[Listed records]
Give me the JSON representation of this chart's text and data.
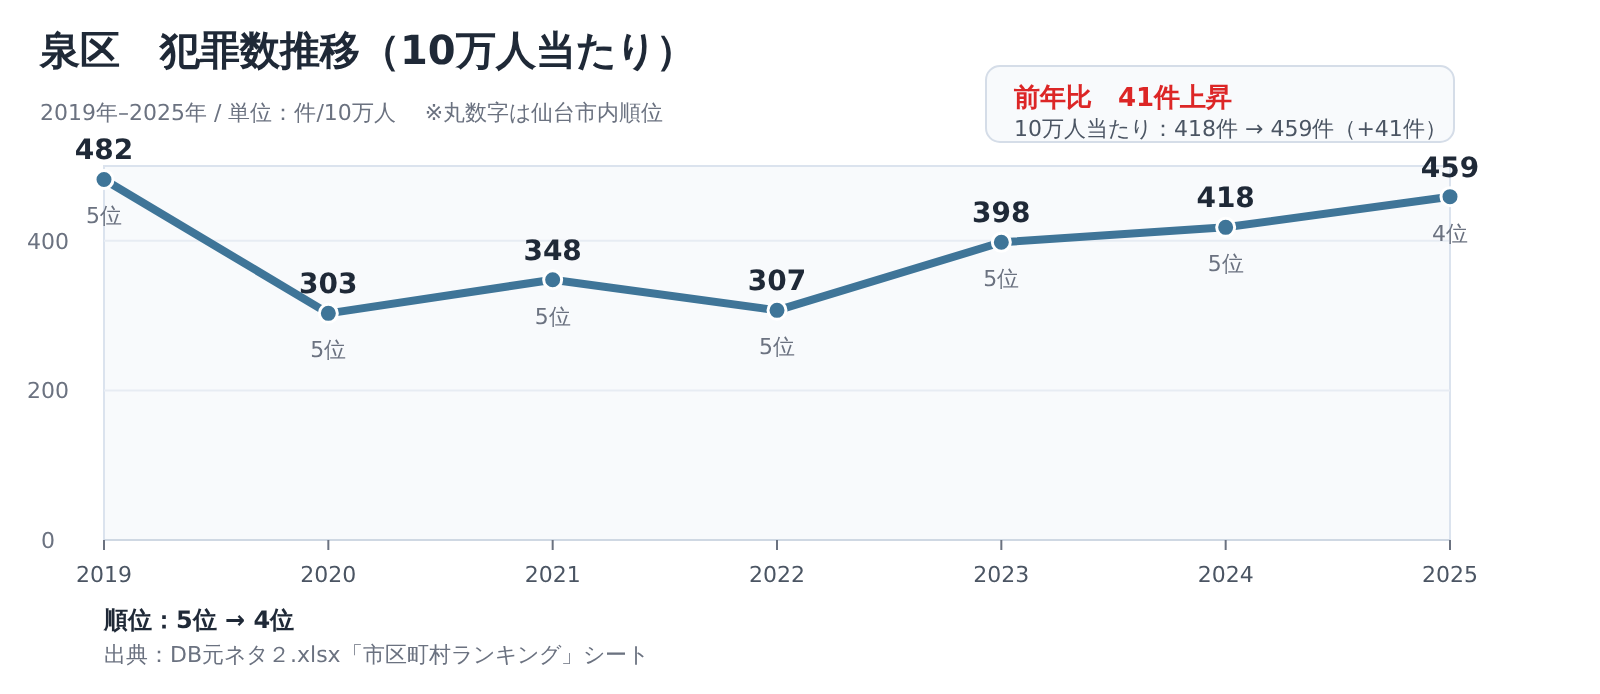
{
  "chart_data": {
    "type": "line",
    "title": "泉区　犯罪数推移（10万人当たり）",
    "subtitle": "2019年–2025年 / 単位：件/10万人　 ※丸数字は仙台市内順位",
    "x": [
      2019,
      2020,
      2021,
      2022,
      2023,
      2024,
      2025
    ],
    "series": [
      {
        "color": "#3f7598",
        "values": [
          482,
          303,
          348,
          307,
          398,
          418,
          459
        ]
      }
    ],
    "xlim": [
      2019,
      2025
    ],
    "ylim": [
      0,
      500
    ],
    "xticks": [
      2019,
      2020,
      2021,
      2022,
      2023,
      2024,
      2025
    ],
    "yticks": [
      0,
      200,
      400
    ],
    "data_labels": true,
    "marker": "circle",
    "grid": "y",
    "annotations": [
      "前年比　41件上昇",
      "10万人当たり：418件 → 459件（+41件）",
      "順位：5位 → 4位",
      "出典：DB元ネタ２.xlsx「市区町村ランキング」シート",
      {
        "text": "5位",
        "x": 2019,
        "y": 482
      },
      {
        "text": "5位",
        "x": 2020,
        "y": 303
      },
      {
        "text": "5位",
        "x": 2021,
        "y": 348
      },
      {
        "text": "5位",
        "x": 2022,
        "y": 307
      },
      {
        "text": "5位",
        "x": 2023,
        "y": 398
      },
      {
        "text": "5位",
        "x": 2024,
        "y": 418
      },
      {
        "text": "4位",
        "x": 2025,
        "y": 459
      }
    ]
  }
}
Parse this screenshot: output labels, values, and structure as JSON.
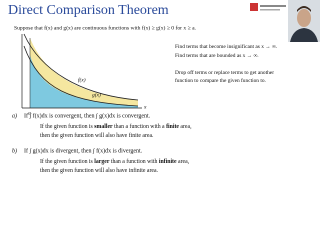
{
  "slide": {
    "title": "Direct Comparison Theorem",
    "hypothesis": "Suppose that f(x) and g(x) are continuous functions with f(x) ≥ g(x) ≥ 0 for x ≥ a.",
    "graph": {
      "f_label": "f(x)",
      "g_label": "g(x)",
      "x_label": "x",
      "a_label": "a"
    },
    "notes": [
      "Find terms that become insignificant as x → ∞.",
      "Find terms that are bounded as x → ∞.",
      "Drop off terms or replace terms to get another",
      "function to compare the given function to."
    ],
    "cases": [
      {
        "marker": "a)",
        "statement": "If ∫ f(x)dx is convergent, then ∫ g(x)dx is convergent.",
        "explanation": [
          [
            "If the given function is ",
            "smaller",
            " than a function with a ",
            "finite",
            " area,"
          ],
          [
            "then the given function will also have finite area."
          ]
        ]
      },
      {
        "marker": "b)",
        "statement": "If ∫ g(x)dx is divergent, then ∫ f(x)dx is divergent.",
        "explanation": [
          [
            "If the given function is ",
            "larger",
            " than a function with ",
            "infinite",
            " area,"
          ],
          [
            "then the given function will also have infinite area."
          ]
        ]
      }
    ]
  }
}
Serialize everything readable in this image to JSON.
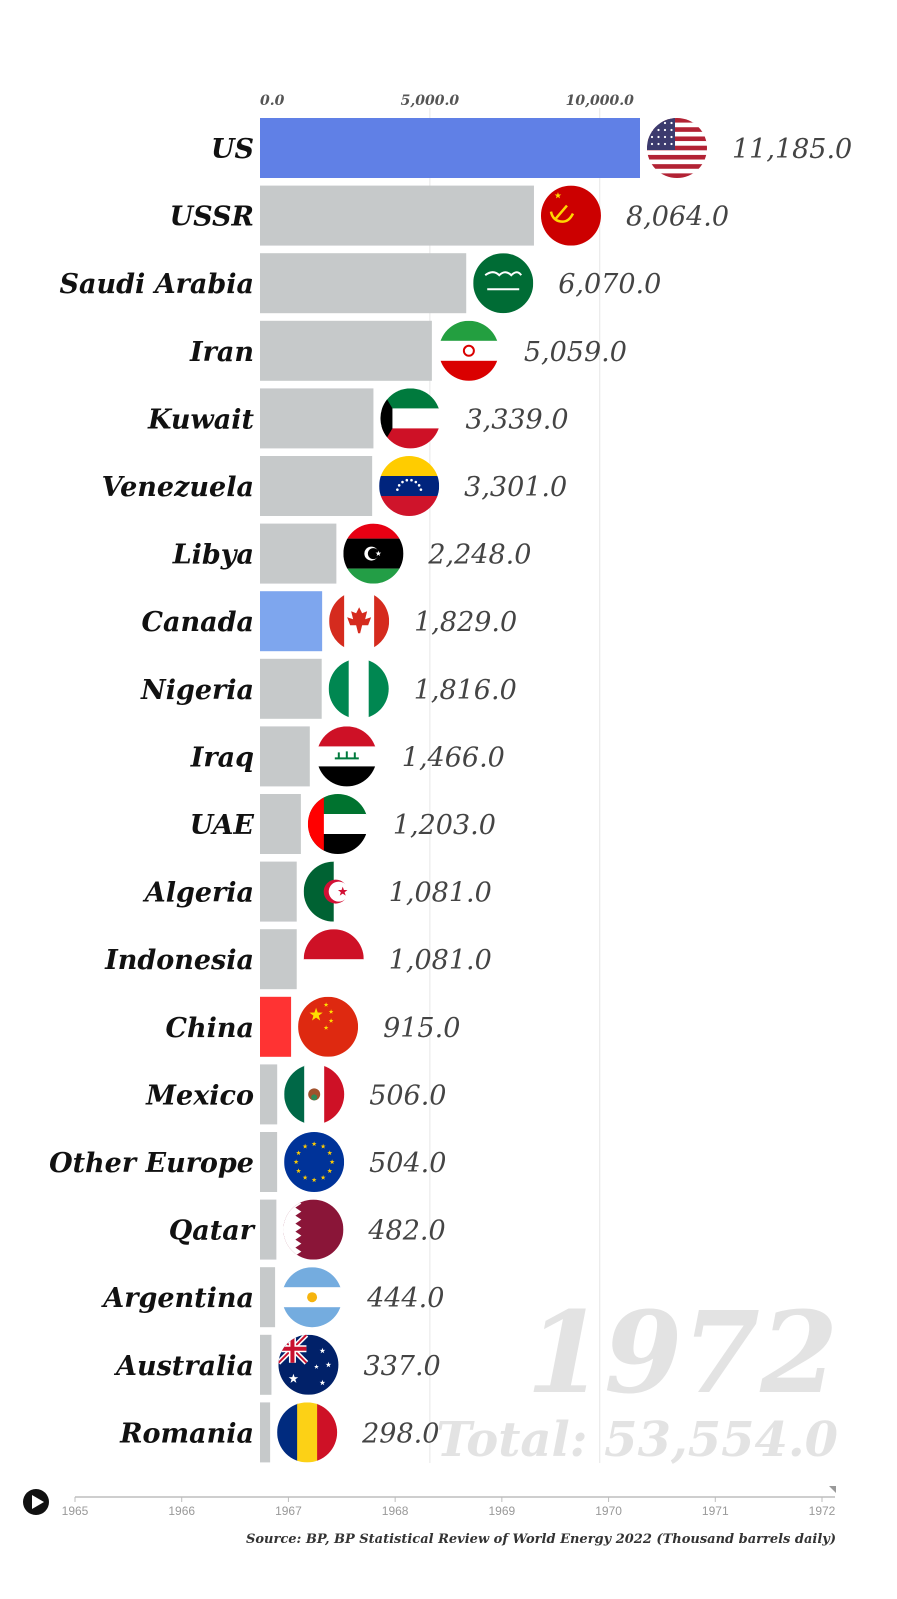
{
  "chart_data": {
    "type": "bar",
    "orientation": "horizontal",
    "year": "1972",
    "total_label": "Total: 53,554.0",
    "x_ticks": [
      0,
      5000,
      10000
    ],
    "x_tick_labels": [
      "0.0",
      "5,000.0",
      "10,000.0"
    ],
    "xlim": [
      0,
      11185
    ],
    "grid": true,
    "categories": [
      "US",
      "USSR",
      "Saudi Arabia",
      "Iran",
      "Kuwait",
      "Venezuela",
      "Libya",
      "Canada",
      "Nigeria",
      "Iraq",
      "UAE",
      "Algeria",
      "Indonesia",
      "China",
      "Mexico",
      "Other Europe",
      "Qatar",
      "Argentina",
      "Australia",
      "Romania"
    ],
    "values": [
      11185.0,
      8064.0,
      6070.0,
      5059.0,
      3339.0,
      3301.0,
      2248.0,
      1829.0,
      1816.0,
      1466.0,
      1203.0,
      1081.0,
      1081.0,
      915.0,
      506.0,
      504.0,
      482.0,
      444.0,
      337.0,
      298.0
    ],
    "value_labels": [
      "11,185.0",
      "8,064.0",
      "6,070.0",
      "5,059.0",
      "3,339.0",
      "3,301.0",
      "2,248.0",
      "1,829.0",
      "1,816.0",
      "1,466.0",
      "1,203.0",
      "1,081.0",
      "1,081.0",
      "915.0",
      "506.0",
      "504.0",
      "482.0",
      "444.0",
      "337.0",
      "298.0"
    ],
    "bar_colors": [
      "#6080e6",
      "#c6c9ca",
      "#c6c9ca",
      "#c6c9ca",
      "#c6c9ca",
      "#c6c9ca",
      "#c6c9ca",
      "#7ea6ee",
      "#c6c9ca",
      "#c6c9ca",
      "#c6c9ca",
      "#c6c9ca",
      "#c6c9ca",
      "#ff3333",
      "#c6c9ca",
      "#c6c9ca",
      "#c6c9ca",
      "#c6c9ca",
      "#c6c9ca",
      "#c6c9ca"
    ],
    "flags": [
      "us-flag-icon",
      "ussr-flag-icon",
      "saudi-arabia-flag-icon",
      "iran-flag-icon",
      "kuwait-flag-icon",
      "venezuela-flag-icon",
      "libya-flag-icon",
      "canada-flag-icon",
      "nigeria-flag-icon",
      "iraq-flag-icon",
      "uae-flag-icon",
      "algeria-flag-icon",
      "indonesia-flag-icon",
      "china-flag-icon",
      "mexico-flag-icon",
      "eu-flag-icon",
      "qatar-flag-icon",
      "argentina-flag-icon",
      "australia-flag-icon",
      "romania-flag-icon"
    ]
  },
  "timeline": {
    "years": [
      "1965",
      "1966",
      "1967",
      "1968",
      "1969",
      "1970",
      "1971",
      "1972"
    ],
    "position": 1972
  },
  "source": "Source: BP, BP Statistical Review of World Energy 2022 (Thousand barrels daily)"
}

==

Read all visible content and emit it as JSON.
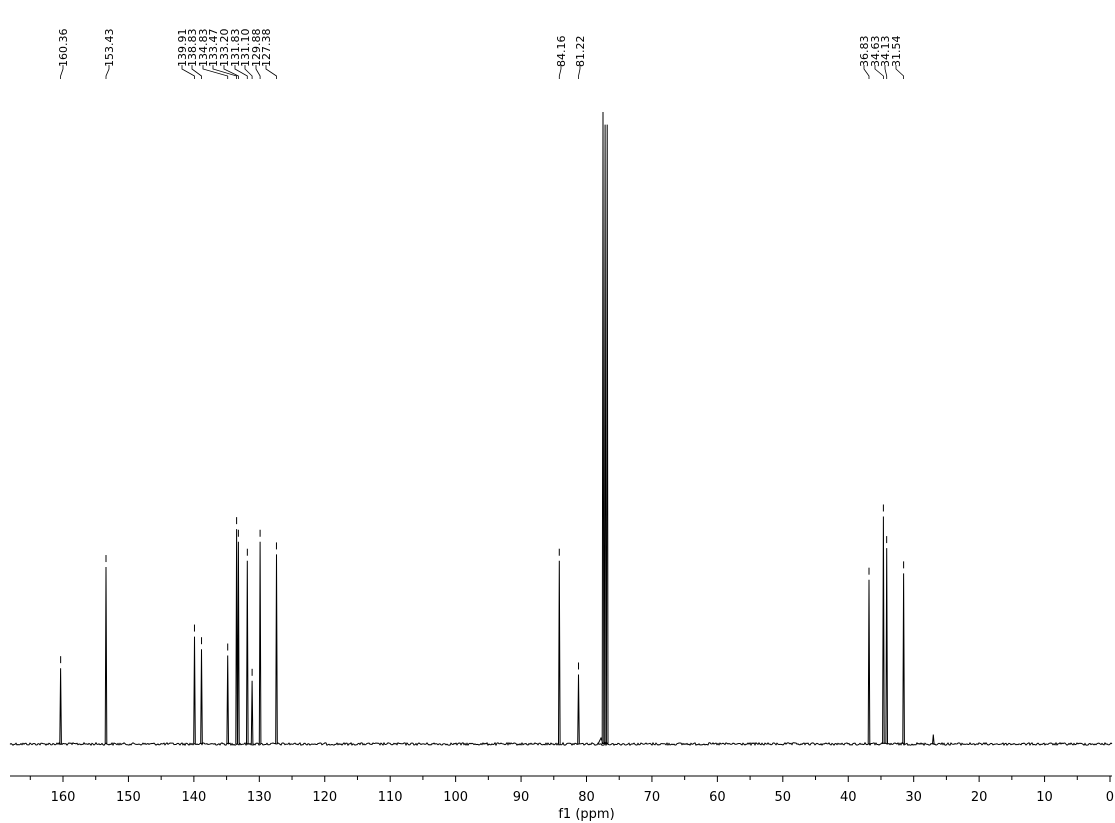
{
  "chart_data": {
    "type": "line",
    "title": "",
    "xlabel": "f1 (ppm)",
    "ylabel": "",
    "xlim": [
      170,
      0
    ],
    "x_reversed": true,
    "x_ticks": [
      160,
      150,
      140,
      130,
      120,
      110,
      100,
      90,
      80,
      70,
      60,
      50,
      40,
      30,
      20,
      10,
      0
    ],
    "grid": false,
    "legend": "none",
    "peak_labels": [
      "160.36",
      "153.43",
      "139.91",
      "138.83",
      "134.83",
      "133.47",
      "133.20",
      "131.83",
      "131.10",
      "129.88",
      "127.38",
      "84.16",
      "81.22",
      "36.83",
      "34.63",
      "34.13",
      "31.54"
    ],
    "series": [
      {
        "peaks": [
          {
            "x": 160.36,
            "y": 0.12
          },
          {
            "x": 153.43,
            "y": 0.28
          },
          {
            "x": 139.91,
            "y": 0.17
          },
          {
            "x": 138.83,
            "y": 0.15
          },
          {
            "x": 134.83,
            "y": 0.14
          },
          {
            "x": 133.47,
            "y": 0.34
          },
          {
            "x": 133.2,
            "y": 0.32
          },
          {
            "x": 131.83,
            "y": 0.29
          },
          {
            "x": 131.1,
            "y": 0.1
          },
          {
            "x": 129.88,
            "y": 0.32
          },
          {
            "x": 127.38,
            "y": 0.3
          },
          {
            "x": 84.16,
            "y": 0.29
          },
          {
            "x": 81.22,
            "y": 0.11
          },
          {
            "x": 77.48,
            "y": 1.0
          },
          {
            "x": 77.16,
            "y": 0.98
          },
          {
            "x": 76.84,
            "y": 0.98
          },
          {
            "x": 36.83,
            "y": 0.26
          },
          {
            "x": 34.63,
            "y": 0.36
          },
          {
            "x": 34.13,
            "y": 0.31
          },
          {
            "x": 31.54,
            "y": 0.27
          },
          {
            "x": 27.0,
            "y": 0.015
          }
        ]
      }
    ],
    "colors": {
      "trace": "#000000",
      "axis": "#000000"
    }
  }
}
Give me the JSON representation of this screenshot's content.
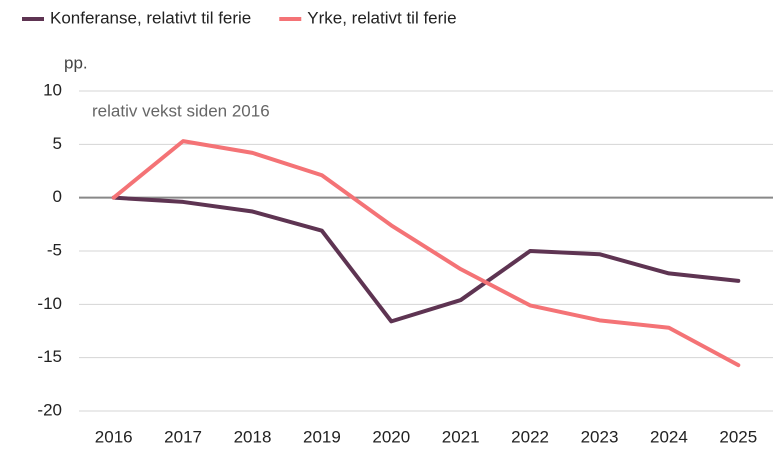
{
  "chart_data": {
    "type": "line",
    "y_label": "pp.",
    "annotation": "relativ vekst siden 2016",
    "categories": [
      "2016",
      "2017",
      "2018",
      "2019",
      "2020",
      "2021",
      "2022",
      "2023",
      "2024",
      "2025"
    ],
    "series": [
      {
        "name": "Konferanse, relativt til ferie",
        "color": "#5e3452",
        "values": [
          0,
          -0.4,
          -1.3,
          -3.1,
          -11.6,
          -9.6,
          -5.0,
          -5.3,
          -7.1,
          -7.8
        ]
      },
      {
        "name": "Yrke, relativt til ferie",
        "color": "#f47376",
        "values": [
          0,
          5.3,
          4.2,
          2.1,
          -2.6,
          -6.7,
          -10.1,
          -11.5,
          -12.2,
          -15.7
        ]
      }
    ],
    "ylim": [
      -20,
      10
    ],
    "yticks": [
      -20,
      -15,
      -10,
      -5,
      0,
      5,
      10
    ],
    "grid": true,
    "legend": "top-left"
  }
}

...

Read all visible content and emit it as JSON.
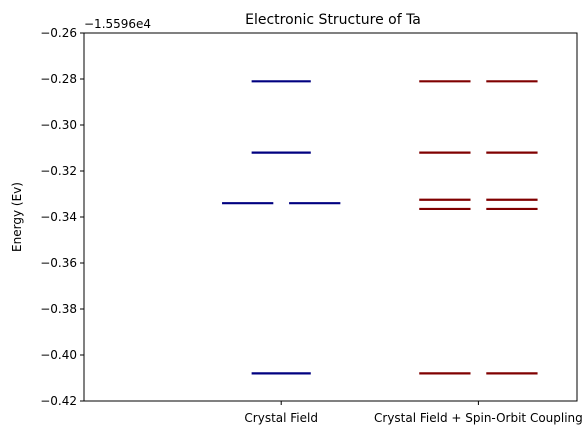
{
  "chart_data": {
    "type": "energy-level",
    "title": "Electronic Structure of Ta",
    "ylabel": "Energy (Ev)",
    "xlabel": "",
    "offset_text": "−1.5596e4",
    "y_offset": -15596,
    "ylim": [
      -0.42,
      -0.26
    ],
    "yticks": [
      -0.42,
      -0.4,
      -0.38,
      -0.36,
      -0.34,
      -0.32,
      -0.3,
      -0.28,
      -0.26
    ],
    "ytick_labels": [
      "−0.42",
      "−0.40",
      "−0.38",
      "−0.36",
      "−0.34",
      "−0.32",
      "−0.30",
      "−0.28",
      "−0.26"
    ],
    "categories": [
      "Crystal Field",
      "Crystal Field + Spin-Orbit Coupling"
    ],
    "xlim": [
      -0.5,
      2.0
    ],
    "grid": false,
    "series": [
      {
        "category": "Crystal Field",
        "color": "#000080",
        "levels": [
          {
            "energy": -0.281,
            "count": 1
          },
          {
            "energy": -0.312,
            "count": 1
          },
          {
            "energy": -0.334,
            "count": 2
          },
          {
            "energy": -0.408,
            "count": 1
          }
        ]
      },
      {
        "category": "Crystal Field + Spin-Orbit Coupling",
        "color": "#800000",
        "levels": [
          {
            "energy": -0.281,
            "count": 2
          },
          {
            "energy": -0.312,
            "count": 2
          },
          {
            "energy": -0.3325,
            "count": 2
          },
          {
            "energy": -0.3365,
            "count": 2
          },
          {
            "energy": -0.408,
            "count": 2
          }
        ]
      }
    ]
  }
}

[Task objective] Look through the lines above and collect those with the word "this".

[Expected answer]
Give me the JSON representation of this chart's text and data.
Parse this screenshot: output labels, values, and structure as JSON.
Serialize everything readable in this image to JSON.
Give me the JSON representation of this screenshot's content.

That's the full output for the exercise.